Aim –
From the listing below, pull out all lines with "true" in them.

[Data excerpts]
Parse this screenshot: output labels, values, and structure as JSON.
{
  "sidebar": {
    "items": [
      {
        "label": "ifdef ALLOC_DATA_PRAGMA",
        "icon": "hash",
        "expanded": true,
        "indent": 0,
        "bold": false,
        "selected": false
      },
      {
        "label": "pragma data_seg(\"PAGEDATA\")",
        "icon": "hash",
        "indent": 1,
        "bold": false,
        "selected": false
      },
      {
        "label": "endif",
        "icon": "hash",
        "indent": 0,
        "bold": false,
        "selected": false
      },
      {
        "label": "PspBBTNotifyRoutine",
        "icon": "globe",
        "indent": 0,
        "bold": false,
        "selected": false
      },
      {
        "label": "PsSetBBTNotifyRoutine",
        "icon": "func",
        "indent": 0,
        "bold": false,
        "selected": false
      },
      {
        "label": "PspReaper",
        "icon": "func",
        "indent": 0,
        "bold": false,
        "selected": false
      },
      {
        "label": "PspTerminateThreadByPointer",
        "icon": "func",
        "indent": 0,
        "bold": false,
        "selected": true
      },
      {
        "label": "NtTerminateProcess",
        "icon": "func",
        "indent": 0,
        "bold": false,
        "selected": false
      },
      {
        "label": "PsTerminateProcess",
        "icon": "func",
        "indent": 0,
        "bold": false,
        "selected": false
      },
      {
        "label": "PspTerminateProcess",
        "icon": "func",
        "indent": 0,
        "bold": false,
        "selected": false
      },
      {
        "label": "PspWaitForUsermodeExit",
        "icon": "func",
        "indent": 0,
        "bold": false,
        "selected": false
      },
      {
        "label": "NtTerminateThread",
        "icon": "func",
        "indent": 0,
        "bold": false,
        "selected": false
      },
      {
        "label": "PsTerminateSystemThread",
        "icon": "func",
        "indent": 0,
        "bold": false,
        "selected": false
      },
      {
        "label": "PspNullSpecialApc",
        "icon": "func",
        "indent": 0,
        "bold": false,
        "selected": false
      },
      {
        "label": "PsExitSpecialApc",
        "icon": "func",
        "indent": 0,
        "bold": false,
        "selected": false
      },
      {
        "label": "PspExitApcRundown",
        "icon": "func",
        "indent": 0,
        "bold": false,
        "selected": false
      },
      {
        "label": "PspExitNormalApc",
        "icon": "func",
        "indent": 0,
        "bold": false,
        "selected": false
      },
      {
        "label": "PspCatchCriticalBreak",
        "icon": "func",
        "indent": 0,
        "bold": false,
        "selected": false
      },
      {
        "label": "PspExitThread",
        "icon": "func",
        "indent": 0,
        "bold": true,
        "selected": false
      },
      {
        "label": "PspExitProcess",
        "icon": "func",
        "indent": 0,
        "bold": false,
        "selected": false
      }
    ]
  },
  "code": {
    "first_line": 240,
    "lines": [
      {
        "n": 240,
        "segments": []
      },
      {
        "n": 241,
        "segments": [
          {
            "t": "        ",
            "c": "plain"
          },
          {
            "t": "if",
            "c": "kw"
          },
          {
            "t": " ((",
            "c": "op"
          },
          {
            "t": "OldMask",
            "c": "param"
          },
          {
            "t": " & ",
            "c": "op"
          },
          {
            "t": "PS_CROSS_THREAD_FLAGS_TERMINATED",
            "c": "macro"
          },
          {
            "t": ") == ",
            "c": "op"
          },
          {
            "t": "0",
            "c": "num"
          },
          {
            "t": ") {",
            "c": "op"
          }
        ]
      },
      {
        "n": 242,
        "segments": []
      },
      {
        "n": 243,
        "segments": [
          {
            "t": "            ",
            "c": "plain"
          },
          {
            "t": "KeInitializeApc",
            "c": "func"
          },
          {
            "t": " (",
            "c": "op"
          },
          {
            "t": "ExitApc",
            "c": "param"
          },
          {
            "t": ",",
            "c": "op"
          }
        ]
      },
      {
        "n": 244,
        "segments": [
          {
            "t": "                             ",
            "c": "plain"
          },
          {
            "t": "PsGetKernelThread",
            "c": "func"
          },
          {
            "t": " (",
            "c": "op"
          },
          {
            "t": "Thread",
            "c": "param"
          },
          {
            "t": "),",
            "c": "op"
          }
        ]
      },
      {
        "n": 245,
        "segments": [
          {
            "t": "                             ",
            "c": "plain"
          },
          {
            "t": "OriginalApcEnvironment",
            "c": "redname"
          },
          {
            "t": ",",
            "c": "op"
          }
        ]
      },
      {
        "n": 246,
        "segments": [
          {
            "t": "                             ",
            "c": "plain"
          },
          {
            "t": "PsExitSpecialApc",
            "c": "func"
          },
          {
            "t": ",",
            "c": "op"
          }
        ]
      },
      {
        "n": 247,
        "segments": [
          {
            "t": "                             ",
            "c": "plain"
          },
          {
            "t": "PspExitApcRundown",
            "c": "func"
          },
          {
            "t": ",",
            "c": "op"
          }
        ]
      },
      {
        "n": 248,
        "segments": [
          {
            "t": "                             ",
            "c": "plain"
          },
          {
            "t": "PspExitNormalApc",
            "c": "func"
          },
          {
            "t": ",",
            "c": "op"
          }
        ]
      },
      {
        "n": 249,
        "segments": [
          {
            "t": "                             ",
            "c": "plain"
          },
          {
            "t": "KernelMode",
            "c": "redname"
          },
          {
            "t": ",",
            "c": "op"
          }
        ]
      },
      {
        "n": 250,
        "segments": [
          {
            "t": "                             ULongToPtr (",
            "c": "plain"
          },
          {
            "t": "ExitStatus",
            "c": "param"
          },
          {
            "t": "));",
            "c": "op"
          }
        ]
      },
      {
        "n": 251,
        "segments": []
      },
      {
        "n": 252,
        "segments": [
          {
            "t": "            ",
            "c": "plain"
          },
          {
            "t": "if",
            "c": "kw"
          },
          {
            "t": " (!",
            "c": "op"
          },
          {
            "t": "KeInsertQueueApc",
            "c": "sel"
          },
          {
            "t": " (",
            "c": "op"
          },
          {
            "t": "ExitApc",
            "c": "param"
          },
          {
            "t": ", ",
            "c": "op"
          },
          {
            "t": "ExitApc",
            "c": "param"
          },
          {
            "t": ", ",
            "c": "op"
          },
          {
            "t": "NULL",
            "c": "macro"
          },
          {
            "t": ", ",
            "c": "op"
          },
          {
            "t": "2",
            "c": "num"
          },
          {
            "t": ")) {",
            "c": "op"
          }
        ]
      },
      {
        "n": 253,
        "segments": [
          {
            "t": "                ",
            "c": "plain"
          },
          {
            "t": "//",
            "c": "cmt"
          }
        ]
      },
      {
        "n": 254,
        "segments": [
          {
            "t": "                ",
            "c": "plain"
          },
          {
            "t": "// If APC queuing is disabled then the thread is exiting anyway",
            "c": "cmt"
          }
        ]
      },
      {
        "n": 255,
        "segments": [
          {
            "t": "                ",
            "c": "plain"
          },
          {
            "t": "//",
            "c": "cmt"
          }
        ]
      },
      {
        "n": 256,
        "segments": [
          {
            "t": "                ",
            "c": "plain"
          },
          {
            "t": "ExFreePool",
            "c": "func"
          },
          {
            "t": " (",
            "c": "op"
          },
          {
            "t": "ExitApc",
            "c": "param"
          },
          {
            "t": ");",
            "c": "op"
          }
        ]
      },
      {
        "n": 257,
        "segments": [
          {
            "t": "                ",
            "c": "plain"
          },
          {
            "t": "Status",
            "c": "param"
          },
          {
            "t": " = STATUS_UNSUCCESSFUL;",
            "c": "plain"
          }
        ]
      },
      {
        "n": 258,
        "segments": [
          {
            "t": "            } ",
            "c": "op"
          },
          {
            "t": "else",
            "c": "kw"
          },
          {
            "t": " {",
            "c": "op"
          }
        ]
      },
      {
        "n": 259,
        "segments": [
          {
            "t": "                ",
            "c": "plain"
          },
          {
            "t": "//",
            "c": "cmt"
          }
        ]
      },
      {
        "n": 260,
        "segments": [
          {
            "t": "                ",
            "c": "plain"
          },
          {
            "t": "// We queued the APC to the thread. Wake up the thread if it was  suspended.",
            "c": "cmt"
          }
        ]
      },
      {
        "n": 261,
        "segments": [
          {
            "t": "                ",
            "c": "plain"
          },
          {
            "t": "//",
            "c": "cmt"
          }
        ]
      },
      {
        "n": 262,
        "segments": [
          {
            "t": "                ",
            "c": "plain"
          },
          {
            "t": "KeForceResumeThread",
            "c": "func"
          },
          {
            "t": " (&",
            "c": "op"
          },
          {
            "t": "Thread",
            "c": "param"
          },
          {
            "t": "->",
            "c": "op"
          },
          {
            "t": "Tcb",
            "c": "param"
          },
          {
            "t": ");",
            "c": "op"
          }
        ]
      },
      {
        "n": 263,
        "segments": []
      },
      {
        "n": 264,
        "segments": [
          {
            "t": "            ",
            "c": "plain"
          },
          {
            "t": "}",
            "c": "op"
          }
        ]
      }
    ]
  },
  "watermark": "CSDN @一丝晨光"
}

Completed exercise –
        "expanded": true,
        "selected": true
        "bold": true,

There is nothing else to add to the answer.